Task statement =>
Look for "field" in each line of the entries, and return the matching lines.

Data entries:
= = = = = = =

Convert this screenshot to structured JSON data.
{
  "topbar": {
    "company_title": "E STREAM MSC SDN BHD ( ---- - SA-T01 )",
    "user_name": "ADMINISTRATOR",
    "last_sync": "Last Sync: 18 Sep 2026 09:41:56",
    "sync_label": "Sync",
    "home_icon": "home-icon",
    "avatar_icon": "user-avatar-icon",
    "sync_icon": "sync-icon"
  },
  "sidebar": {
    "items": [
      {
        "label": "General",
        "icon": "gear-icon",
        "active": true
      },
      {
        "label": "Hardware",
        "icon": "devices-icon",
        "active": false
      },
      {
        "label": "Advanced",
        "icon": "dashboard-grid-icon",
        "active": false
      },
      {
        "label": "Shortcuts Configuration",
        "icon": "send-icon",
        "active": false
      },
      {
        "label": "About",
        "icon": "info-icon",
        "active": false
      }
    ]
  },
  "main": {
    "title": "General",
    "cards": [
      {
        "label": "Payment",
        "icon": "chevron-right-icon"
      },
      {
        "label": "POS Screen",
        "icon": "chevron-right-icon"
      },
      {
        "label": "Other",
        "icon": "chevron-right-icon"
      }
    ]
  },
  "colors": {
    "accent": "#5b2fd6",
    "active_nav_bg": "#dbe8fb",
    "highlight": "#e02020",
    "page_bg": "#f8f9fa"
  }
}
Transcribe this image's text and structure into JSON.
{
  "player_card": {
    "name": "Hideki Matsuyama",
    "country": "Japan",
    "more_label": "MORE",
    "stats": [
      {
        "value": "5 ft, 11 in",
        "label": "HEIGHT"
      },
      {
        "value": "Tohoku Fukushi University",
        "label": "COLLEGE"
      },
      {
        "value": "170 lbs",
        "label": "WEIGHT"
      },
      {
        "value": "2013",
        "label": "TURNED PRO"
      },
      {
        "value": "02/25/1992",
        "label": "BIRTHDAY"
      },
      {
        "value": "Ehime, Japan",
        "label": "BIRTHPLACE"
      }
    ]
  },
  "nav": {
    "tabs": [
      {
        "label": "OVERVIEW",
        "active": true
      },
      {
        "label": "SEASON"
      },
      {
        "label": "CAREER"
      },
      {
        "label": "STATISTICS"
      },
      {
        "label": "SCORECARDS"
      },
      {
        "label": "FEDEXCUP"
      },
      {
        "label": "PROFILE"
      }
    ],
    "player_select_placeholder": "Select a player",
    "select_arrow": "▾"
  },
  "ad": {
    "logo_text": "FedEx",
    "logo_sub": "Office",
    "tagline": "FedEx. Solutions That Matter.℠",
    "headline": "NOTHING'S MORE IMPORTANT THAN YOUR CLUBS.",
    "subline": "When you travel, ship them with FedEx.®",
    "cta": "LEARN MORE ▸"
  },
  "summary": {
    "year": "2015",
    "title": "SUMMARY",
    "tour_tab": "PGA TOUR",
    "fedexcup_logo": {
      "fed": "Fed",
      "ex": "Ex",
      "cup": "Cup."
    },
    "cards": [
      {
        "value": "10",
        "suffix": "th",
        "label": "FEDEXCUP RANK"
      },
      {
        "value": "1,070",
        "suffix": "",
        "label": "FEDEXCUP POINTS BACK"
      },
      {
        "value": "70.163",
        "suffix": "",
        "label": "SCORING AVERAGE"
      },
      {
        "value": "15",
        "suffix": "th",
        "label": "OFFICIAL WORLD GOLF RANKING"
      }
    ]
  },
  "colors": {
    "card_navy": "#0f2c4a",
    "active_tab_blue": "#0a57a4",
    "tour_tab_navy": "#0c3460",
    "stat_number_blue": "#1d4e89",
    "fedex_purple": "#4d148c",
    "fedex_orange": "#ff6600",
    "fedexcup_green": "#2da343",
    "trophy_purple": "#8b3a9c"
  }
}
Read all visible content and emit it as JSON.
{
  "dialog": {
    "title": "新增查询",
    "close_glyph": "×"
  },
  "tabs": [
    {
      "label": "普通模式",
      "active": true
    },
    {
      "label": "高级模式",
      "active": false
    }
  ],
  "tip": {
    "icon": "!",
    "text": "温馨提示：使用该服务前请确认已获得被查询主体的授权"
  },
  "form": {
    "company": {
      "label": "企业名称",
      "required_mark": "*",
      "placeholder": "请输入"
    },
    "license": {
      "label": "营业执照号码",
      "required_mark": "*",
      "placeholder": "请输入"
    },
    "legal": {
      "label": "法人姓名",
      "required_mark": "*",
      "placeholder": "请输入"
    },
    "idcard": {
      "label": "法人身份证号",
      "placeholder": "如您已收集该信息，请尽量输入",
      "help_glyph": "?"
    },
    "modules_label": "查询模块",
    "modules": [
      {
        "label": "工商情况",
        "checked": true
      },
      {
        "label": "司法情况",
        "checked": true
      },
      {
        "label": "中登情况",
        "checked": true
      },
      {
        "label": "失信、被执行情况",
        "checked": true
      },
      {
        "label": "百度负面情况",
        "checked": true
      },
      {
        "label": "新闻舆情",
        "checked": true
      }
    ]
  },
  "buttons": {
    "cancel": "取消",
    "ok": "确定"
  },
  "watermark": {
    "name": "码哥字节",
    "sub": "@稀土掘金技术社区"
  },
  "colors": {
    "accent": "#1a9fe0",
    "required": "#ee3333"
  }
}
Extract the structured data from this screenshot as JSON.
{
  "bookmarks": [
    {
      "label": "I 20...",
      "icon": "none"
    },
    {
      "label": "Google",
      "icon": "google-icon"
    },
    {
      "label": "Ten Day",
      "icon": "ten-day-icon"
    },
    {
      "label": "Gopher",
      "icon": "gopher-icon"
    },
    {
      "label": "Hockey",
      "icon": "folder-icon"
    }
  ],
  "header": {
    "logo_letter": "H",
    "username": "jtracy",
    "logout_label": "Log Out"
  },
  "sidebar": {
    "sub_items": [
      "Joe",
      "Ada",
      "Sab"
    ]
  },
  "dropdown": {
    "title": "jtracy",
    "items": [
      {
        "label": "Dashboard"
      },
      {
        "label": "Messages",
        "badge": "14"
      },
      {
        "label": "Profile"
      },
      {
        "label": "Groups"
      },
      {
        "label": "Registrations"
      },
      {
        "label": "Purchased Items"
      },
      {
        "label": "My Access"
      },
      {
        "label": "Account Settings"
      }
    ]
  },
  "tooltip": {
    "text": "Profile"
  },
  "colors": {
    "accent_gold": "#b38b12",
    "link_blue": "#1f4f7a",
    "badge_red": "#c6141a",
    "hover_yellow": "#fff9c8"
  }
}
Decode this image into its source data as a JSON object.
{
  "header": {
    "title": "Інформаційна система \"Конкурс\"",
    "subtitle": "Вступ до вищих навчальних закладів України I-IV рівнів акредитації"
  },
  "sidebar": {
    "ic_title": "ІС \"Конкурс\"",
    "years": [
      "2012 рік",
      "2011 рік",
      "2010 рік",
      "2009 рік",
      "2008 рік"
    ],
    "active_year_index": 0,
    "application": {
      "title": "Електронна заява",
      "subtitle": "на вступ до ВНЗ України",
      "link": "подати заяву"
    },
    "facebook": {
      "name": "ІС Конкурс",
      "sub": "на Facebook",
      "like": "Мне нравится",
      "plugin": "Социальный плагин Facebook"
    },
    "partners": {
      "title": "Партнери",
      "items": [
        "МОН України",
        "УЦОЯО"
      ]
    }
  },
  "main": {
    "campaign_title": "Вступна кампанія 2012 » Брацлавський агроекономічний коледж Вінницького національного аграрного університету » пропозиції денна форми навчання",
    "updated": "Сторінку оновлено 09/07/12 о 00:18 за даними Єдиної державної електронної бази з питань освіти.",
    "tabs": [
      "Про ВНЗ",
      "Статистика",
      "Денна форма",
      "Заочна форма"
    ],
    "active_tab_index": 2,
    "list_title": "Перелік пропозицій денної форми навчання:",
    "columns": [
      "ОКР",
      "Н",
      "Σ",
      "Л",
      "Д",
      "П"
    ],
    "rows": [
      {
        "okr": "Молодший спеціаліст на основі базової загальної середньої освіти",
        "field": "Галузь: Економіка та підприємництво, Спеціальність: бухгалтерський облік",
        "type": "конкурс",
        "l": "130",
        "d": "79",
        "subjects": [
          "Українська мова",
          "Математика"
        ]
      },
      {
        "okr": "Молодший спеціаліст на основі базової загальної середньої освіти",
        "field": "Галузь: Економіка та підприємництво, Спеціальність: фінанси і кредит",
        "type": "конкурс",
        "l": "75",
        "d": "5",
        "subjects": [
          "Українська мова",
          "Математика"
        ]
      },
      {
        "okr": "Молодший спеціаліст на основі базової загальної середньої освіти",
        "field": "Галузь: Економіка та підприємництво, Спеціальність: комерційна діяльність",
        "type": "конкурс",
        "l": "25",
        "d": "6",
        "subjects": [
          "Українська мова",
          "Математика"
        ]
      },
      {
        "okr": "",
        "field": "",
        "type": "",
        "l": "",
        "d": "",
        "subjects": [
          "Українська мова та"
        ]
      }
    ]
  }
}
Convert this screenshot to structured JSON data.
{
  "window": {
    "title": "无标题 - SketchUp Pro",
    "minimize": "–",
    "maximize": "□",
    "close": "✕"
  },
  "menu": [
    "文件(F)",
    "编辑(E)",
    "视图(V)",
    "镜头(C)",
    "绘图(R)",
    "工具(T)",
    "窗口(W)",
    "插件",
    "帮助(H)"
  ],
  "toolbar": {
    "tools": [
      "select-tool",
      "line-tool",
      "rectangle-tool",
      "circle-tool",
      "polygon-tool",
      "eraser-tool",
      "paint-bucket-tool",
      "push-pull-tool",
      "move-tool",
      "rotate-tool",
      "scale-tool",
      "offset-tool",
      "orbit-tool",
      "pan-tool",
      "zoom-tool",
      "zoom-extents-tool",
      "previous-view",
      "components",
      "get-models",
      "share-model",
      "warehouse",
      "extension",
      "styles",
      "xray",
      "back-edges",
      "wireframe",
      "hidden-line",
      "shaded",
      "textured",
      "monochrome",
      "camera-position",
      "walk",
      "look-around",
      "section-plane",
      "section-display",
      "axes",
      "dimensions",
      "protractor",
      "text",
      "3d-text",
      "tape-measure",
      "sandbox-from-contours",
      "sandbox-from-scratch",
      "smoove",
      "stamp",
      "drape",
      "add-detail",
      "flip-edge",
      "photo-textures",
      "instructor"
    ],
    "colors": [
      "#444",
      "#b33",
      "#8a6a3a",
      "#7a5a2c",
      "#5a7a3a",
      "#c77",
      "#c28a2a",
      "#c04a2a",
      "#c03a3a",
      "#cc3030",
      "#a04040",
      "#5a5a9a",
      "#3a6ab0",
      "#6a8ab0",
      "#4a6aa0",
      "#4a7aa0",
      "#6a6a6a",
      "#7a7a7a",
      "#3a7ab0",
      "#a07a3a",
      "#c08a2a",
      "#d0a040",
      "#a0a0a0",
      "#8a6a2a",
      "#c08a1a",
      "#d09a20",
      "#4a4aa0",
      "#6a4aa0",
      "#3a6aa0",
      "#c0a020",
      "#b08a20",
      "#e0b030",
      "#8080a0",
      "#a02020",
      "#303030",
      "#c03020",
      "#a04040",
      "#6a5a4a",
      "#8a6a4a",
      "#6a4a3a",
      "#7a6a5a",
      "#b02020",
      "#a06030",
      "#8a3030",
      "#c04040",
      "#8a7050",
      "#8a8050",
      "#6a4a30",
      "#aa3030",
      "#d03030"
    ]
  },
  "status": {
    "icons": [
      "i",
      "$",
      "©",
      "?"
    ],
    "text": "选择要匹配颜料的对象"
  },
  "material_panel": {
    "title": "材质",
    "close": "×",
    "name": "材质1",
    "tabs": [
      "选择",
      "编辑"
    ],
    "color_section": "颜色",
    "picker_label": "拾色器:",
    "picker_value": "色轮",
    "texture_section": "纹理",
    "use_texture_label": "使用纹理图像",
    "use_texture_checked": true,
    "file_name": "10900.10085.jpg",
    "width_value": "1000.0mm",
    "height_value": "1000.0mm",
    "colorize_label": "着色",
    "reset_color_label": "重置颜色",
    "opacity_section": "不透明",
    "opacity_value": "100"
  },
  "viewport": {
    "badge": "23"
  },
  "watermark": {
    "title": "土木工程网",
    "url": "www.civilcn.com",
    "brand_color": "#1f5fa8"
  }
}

= = = = = = =

Response to the task =>
        "field": "Галузь: Економіка та підприємництво, Спеціальність: бухгалтерський облік",
        "field": "Галузь: Економіка та підприємництво, Спеціальність: фінанси і кредит",
        "field": "Галузь: Економіка та підприємництво, Спеціальність: комерційна діяльність",
        "field": "",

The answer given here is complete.